** Given exercise **
Give the number of lines below that contain the word "structure", and nothing else.

** Given data **
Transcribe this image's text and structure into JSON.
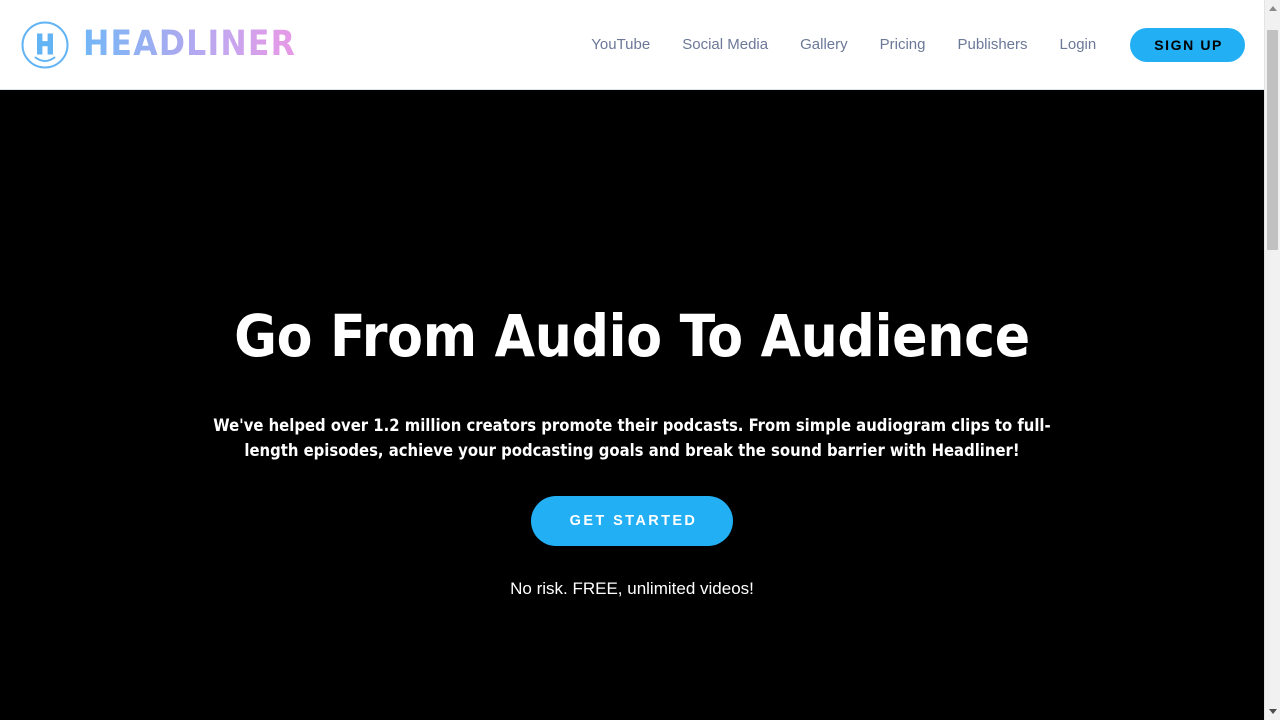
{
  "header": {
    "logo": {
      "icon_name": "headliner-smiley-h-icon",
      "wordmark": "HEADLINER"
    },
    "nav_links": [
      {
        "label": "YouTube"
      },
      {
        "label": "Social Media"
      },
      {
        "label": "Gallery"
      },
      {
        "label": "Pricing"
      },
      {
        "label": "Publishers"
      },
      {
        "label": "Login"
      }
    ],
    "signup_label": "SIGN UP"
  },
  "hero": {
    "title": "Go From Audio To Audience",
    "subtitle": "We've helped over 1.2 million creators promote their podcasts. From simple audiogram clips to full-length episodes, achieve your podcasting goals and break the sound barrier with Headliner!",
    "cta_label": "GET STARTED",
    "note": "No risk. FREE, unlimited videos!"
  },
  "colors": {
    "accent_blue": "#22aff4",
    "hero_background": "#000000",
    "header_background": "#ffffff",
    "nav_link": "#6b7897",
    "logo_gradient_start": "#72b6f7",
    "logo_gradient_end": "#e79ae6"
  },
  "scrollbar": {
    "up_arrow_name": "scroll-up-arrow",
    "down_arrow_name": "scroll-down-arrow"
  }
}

==

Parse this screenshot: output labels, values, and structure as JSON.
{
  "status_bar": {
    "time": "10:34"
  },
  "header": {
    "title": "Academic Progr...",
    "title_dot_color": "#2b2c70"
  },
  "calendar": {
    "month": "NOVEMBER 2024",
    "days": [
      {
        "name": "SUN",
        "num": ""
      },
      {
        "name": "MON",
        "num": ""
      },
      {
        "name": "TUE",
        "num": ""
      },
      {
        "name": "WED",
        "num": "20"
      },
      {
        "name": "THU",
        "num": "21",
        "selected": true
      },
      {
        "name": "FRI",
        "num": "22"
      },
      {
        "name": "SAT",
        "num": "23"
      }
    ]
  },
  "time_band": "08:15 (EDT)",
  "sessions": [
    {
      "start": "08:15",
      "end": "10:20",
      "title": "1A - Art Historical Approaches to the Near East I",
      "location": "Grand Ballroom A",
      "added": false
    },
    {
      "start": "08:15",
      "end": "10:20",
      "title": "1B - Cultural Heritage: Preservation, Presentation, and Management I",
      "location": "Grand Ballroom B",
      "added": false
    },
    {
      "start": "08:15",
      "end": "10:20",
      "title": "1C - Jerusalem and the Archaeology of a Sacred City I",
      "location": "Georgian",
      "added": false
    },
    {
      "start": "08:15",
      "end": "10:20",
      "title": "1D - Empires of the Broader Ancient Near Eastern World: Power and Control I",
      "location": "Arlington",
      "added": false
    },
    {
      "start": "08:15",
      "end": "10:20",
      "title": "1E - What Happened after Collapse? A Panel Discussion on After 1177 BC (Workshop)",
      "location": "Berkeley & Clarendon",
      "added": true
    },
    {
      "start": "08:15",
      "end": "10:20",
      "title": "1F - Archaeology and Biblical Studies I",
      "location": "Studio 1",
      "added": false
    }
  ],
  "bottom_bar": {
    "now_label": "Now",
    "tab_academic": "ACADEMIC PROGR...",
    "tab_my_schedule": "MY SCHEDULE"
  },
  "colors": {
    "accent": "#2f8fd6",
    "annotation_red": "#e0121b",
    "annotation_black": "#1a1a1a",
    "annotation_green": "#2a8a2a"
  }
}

** Written solution **
2